In the blog post below, what was the theme of the church ladies' retreat?

─── TEXT TO READ ───

Last weekend I went on RETREAT with my church ladies up to the actual woods, and fittingly, the theme was A TABLE IN THE WILDERNESS. We left on Friday, and a good thing, too; I was feeling all spiritually clogged and barn sour and hatefully weepy and SO SO SO SORRY FOR MYSELF. I think it was sticking out EVERYWHERE.
My best friend is being eaten by her children’s SPRING activity flood (as am I, best beloveds, as are all parents) and so we hadn’t talked in a couple of weeks. She called me and said , “WOW I CAN TELL FROM THE WORDS AROUND THE EDGES OF
YOUR BLOG.THAT YOU ARE ONE RUSH HOUR TRAFFIC AFTERNOON AWAY FROM HEADING UP TO THE TOP OF A WATER TOWER WITH AN OUZI! WHAT GIVES?”
And I was all, “OH! ‘Scuse me! Is my mental illness showing? Here, let me just tug my skirt down…” And so I tried, but I fast realized I didn’t have NEAR enough cloth. I would have needed a hoop skirt to rival Scarlet O’Hara’s at the BBQ to hide all of the FROTHY layers of lacey mental illness I’d wrapped around myself. “WAHHHHH I am a big fat hateful selfish cannibalistic failure of a human being with BAD HAIR WAHHHHH! Who is a sad! Sad! Panda? WHO? MEMEMEMMEME.” Like that.

─── DATA LINES ───

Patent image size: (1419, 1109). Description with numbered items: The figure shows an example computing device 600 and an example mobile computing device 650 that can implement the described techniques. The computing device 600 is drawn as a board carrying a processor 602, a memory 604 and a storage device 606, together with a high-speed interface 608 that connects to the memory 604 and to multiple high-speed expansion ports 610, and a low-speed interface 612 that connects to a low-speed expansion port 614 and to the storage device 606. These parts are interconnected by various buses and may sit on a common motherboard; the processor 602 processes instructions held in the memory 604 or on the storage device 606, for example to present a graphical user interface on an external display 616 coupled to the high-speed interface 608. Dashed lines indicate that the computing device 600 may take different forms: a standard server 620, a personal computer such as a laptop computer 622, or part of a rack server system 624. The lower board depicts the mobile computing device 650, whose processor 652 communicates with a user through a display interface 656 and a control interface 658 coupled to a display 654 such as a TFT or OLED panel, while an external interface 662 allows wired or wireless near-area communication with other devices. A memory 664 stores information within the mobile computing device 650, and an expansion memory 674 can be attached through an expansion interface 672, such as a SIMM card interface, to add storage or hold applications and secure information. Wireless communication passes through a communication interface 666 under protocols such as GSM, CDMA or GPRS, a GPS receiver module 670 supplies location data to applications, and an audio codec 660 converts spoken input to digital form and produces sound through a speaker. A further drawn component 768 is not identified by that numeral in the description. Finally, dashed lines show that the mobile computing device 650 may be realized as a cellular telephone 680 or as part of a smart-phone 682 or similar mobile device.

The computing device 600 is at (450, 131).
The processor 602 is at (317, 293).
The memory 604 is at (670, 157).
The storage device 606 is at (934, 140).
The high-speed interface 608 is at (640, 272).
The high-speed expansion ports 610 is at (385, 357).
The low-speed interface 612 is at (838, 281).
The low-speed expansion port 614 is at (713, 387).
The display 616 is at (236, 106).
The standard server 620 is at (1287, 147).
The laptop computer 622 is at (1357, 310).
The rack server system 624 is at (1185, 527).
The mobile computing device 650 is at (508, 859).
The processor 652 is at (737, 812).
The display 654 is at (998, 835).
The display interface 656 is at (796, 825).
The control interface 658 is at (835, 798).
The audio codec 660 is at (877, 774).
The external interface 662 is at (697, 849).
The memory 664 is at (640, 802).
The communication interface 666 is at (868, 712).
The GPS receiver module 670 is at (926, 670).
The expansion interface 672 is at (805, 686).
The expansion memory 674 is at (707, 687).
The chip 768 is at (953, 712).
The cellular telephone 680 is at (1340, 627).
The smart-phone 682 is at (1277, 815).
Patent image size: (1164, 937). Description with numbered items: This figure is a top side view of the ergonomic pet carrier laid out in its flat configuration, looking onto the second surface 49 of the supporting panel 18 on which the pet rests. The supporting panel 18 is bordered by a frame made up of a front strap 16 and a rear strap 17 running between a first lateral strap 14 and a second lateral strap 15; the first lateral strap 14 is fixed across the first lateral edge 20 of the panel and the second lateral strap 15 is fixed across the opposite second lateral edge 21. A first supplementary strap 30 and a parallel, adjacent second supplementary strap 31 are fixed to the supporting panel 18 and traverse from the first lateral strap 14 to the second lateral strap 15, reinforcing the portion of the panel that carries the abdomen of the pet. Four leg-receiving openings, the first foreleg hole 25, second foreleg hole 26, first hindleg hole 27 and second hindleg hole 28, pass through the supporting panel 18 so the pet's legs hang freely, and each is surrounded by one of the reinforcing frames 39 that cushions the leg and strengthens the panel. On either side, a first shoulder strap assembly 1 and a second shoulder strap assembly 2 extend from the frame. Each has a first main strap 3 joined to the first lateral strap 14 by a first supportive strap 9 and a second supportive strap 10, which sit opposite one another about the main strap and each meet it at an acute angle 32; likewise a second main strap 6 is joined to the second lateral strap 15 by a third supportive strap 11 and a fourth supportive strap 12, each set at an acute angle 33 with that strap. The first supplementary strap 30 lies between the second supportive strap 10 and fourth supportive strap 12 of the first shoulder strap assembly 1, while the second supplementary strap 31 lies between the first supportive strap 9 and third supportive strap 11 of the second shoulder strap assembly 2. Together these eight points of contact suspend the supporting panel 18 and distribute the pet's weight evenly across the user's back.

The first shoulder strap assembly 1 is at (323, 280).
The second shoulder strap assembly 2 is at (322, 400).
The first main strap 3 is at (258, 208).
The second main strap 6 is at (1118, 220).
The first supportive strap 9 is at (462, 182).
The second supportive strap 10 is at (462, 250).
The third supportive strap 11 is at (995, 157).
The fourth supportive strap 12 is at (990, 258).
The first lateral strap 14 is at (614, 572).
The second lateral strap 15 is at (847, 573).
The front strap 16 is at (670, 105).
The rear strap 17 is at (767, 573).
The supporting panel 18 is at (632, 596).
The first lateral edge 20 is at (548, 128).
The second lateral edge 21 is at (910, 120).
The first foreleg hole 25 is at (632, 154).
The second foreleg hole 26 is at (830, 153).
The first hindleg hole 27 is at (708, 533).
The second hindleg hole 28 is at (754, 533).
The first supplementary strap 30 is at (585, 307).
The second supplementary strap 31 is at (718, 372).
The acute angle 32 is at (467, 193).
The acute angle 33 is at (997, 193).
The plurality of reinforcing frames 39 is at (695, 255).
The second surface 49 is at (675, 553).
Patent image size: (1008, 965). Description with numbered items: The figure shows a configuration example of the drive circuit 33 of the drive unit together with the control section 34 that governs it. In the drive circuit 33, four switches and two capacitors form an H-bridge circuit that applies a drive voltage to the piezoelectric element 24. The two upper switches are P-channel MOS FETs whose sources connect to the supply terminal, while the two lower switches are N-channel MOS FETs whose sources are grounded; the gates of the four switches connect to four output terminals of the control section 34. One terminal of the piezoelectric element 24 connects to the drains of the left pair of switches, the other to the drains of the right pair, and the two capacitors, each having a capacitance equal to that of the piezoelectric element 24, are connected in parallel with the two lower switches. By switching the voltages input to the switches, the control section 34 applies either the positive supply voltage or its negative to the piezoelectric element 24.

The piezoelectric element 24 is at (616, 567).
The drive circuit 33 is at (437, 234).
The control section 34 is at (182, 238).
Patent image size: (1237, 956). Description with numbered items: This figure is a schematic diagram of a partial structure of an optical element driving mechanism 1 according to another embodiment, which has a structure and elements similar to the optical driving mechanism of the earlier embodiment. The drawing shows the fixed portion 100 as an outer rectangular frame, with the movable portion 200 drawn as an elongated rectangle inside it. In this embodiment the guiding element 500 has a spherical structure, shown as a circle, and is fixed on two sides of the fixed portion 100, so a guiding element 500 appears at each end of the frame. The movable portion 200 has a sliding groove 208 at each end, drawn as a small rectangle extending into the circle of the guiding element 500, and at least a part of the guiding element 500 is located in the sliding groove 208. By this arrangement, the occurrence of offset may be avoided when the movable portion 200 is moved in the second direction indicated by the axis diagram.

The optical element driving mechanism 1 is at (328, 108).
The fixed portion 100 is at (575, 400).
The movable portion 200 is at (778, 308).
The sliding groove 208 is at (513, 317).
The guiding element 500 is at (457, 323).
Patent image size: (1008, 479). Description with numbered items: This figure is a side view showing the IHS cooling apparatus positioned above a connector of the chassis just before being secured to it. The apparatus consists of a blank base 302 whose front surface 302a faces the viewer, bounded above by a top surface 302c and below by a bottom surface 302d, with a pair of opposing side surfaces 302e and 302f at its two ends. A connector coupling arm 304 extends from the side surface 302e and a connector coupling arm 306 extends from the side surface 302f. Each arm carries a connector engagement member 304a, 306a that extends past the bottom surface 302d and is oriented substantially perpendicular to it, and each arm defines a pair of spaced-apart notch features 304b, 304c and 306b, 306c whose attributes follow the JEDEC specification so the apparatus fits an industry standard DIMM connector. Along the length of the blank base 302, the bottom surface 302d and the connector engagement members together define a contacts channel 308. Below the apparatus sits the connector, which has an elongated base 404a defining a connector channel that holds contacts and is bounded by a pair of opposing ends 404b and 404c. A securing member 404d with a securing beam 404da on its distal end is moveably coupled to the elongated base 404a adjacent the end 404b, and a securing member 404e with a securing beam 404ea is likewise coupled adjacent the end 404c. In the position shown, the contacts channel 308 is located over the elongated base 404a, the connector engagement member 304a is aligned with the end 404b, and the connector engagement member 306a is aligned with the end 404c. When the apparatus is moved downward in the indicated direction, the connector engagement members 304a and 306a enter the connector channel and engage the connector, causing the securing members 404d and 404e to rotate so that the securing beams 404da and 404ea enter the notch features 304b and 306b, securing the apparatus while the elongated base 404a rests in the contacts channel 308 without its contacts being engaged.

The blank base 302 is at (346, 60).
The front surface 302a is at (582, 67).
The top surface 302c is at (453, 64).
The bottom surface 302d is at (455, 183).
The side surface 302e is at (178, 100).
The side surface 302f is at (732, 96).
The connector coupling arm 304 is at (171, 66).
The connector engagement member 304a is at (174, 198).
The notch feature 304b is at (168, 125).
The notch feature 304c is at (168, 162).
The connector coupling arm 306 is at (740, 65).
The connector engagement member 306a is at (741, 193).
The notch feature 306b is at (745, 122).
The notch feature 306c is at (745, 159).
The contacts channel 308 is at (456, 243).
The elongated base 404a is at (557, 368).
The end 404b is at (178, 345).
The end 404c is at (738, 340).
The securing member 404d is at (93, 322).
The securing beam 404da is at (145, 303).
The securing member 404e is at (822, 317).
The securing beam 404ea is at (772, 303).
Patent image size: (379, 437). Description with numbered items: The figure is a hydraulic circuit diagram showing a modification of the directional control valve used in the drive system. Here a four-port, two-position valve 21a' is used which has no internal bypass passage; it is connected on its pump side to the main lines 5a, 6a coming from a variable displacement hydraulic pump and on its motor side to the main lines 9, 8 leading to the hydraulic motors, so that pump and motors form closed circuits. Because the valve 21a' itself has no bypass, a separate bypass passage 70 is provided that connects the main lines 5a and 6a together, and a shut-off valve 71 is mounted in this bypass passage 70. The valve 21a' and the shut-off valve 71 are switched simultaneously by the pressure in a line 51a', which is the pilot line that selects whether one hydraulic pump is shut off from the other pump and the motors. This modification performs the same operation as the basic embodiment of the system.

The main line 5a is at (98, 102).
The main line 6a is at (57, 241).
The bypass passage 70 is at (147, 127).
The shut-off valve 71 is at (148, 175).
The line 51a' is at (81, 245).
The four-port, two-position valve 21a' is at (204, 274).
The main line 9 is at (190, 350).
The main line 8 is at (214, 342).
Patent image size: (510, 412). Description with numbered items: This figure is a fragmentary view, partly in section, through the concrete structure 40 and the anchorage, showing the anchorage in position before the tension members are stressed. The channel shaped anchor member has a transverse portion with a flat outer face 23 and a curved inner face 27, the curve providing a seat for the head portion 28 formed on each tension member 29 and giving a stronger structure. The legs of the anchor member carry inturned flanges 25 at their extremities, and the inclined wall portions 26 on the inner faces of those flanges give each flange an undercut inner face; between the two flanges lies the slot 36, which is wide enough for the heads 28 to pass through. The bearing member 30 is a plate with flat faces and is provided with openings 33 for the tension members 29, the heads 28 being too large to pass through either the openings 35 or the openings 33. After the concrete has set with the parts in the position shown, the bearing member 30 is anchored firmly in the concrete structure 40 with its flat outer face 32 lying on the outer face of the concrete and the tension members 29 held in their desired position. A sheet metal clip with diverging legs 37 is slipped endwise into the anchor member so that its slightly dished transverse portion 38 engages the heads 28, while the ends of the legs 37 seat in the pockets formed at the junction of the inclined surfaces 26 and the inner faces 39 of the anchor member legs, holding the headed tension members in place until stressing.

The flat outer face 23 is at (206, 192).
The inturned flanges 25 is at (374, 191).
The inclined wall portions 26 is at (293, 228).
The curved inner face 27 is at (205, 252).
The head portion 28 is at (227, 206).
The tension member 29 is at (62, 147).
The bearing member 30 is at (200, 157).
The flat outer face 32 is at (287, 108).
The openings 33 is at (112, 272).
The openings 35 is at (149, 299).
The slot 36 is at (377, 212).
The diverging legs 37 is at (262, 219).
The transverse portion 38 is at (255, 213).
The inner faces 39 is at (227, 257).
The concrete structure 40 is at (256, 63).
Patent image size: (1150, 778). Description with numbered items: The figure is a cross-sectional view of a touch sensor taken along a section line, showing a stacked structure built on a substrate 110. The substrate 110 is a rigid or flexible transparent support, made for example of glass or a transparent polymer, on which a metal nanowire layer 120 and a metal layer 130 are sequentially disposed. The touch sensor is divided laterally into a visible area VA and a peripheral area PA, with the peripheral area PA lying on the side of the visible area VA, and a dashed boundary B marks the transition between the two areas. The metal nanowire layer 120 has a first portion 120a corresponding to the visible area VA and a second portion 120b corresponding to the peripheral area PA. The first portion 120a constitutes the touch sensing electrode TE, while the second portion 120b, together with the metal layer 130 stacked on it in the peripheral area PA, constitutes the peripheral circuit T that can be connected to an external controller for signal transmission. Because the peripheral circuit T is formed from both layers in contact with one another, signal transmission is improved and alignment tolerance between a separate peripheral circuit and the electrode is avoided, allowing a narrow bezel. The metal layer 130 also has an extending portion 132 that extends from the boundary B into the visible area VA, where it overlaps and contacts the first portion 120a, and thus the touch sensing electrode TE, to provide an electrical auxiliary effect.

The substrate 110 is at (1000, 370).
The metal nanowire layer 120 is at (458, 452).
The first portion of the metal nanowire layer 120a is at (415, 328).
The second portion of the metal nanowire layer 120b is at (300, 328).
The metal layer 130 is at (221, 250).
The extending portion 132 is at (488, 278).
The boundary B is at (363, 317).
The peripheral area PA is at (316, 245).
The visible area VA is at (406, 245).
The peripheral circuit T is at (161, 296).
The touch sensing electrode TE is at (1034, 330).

───

■ FINAL RESULT
A TABLE IN THE WILDERNESS